* [Written request]
Skip the pictures. Reproduce all other material exactly.

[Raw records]
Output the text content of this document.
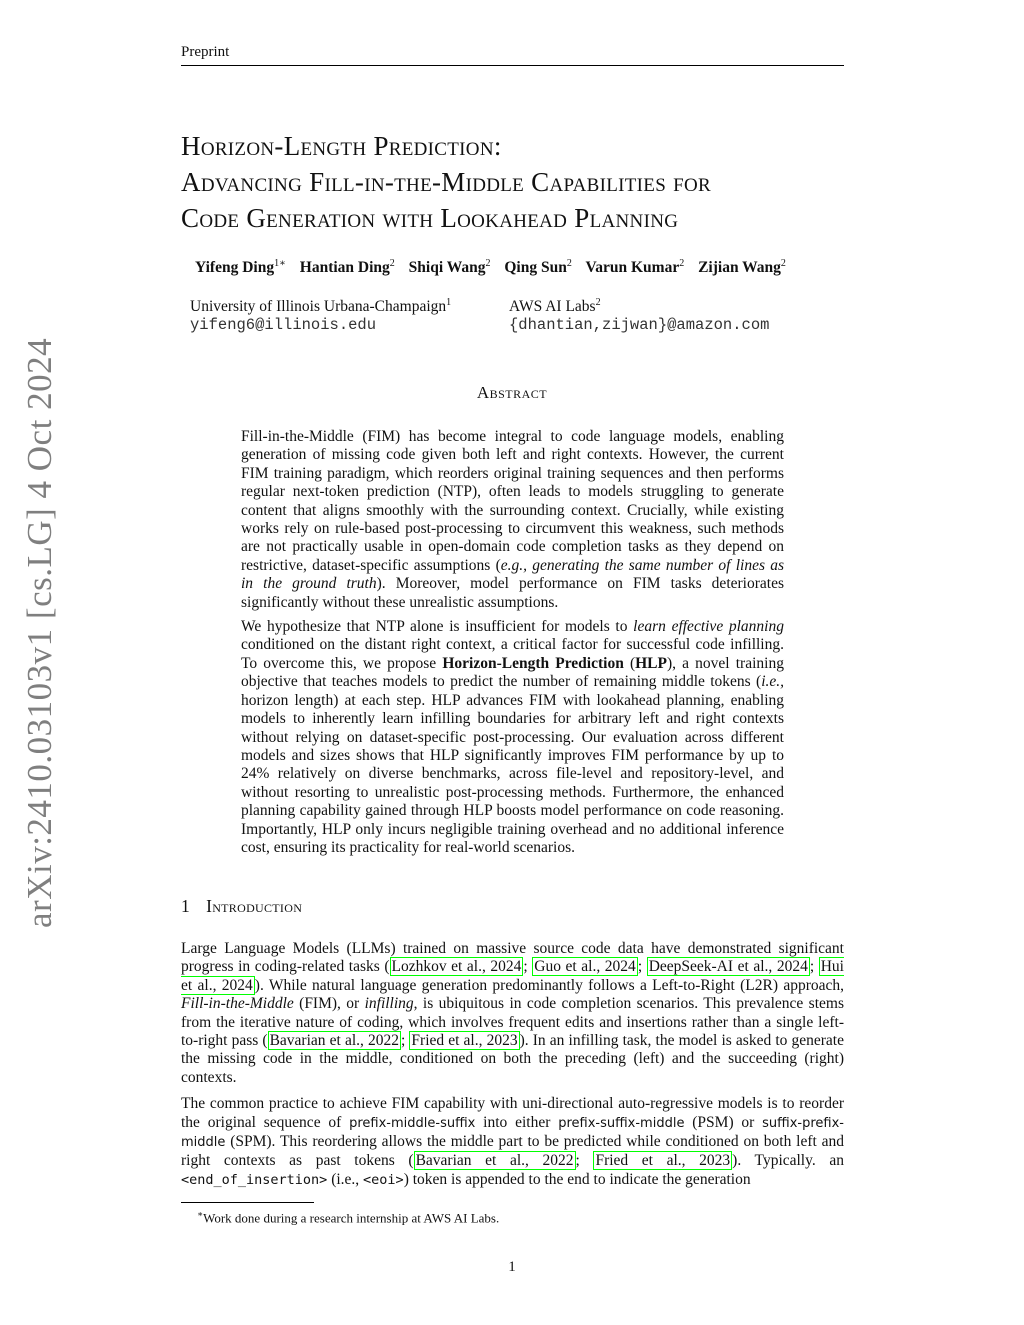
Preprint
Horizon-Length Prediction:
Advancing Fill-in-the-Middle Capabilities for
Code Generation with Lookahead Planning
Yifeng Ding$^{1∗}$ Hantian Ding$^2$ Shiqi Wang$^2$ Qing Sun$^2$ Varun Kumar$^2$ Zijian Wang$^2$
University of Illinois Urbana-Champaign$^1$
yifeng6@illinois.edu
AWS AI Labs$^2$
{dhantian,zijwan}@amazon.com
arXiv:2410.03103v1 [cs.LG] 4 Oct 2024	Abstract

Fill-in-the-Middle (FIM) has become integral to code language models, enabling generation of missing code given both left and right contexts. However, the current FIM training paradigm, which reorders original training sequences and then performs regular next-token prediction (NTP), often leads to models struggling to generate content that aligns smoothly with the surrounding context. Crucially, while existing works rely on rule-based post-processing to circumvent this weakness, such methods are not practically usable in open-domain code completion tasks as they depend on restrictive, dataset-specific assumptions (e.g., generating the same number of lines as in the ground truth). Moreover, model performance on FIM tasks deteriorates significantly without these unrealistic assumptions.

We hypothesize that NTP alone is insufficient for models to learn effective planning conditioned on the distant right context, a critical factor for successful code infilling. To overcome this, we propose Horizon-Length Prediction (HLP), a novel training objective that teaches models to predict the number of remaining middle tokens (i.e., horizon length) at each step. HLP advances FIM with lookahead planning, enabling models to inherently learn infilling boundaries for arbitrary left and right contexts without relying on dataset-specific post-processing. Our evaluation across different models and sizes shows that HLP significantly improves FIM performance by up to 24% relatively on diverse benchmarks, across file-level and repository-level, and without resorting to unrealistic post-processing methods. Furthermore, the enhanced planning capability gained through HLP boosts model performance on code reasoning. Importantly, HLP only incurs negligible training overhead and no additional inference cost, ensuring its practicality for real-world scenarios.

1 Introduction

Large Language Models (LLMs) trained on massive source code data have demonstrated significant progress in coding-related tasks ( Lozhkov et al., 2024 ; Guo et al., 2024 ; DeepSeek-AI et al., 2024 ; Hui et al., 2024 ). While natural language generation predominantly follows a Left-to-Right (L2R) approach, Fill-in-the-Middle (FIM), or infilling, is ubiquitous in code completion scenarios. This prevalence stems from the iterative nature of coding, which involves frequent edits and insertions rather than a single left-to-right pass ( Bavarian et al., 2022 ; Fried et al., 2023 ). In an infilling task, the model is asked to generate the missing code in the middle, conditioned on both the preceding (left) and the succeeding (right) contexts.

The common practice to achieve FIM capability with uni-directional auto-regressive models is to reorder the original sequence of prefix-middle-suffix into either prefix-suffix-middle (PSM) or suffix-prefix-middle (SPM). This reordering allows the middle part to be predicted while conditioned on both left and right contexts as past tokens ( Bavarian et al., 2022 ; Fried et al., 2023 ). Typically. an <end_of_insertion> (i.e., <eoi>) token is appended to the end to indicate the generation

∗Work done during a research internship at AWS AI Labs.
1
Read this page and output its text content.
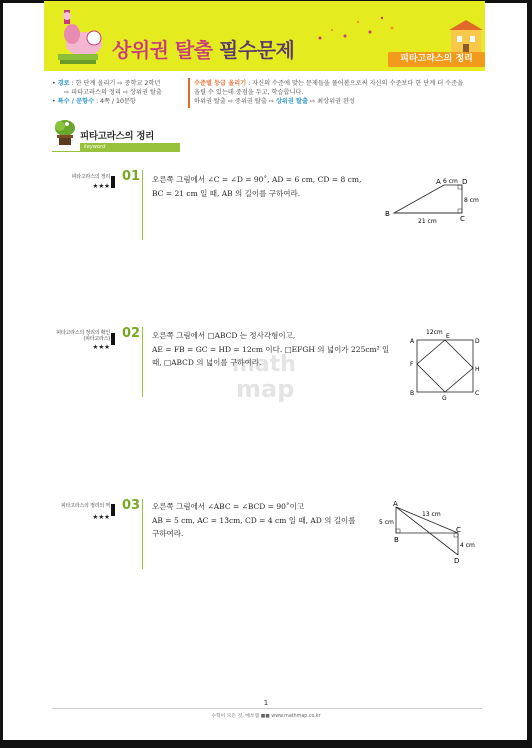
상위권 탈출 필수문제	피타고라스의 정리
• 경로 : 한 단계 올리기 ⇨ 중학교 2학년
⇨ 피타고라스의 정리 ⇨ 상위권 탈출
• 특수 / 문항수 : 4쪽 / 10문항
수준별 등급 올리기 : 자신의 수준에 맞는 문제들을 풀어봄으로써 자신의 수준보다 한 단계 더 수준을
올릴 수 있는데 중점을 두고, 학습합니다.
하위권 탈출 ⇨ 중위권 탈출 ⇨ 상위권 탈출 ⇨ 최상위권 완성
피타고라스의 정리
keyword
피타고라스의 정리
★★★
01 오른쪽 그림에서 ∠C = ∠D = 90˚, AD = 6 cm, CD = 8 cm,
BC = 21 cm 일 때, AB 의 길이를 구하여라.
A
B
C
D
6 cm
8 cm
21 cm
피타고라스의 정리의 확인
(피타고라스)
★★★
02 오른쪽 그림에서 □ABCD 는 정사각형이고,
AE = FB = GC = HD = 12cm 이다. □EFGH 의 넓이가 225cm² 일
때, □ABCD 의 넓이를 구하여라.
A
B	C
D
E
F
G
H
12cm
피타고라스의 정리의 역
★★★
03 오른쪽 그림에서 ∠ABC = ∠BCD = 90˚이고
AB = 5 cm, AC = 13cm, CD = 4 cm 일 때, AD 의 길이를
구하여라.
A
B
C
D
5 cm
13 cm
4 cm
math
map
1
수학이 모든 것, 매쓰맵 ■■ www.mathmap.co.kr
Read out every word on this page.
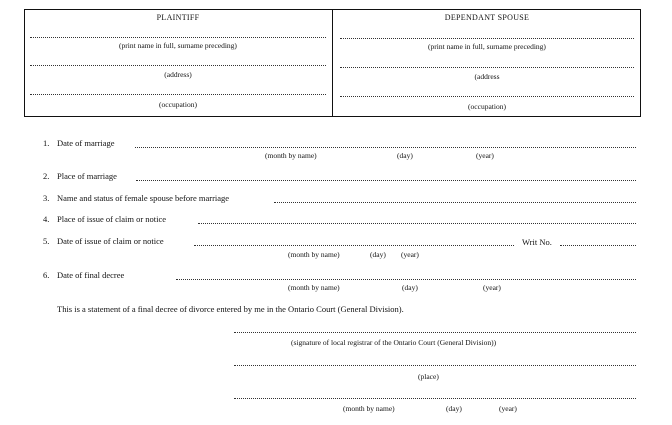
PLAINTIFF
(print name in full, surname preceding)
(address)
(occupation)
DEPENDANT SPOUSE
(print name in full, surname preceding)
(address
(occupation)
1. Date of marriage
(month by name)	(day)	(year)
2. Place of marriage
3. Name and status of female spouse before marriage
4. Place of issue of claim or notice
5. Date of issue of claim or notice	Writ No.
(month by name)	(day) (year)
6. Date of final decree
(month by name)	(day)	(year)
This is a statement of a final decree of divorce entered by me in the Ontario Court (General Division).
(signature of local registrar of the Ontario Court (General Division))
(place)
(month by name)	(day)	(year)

* [Answer for this exercise]
Output the text content of this document.
Preprint
Horizon-Length Prediction:
Advancing Fill-in-the-Middle Capabilities for
Code Generation with Lookahead Planning
Yifeng Ding$^{1∗}$ Hantian Ding$^2$ Shiqi Wang$^2$ Qing Sun$^2$ Varun Kumar$^2$ Zijian Wang$^2$
University of Illinois Urbana-Champaign$^1$
yifeng6@illinois.edu
AWS AI Labs$^2$
{dhantian,zijwan}@amazon.com
arXiv:2410.03103v1 [cs.LG] 4 Oct 2024	Abstract

Fill-in-the-Middle (FIM) has become integral to code language models, enabling generation of missing code given both left and right contexts. However, the current FIM training paradigm, which reorders original training sequences and then performs regular next-token prediction (NTP), often leads to models struggling to generate content that aligns smoothly with the surrounding context. Crucially, while existing works rely on rule-based post-processing to circumvent this weakness, such methods are not practically usable in open-domain code completion tasks as they depend on restrictive, dataset-specific assumptions (e.g., generating the same number of lines as in the ground truth). Moreover, model performance on FIM tasks deteriorates significantly without these unrealistic assumptions.

We hypothesize that NTP alone is insufficient for models to learn effective planning conditioned on the distant right context, a critical factor for successful code infilling. To overcome this, we propose Horizon-Length Prediction (HLP), a novel training objective that teaches models to predict the number of remaining middle tokens (i.e., horizon length) at each step. HLP advances FIM with lookahead planning, enabling models to inherently learn infilling boundaries for arbitrary left and right contexts without relying on dataset-specific post-processing. Our evaluation across different models and sizes shows that HLP significantly improves FIM performance by up to 24% relatively on diverse benchmarks, across file-level and repository-level, and without resorting to unrealistic post-processing methods. Furthermore, the enhanced planning capability gained through HLP boosts model performance on code reasoning. Importantly, HLP only incurs negligible training overhead and no additional inference cost, ensuring its practicality for real-world scenarios.

1 Introduction

Large Language Models (LLMs) trained on massive source code data have demonstrated significant progress in coding-related tasks ( Lozhkov et al., 2024 ; Guo et al., 2024 ; DeepSeek-AI et al., 2024 ; Hui et al., 2024 ). While natural language generation predominantly follows a Left-to-Right (L2R) approach, Fill-in-the-Middle (FIM), or infilling, is ubiquitous in code completion scenarios. This prevalence stems from the iterative nature of coding, which involves frequent edits and insertions rather than a single left-to-right pass ( Bavarian et al., 2022 ; Fried et al., 2023 ). In an infilling task, the model is asked to generate the missing code in the middle, conditioned on both the preceding (left) and the succeeding (right) contexts.

The common practice to achieve FIM capability with uni-directional auto-regressive models is to reorder the original sequence of prefix-middle-suffix into either prefix-suffix-middle (PSM) or suffix-prefix-middle (SPM). This reordering allows the middle part to be predicted while conditioned on both left and right contexts as past tokens ( Bavarian et al., 2022 ; Fried et al., 2023 ). Typically. an <end_of_insertion> (i.e., <eoi>) token is appended to the end to indicate the generation

∗Work done during a research internship at AWS AI Labs.
1
Read this page and output its text content.
상위권 탈출 필수문제	피타고라스의 정리
• 경로 : 한 단계 올리기 ⇨ 중학교 2학년
⇨ 피타고라스의 정리 ⇨ 상위권 탈출
• 특수 / 문항수 : 4쪽 / 10문항
수준별 등급 올리기 : 자신의 수준에 맞는 문제들을 풀어봄으로써 자신의 수준보다 한 단계 더 수준을
올릴 수 있는데 중점을 두고, 학습합니다.
하위권 탈출 ⇨ 중위권 탈출 ⇨ 상위권 탈출 ⇨ 최상위권 완성
피타고라스의 정리
keyword
피타고라스의 정리
★★★
01 오른쪽 그림에서 ∠C = ∠D = 90˚, AD = 6 cm, CD = 8 cm,
BC = 21 cm 일 때, AB 의 길이를 구하여라.
A
B
C
D
6 cm
8 cm
21 cm
피타고라스의 정리의 확인
(피타고라스)
★★★
02 오른쪽 그림에서 □ABCD 는 정사각형이고,
AE = FB = GC = HD = 12cm 이다. □EFGH 의 넓이가 225cm² 일
때, □ABCD 의 넓이를 구하여라.
A
B	C
D
E
F
G
H
12cm
피타고라스의 정리의 역
★★★
03 오른쪽 그림에서 ∠ABC = ∠BCD = 90˚이고
AB = 5 cm, AC = 13cm, CD = 4 cm 일 때, AD 의 길이를
구하여라.
A
B
C
D
5 cm
13 cm
4 cm
math
map
1
수학이 모든 것, 매쓰맵 ■■ www.mathmap.co.kr
Read out every word on this page.
PLAINTIFF
(print name in full, surname preceding)
(address)
(occupation)
DEPENDANT SPOUSE
(print name in full, surname preceding)
(address
(occupation)
1. Date of marriage
(month by name)	(day)	(year)
2. Place of marriage
3. Name and status of female spouse before marriage
4. Place of issue of claim or notice
5. Date of issue of claim or notice	Writ No.
(month by name)	(day) (year)
6. Date of final decree
(month by name)	(day)	(year)
This is a statement of a final decree of divorce entered by me in the Ontario Court (General Division).
(signature of local registrar of the Ontario Court (General Division))
(place)
(month by name)	(day)	(year)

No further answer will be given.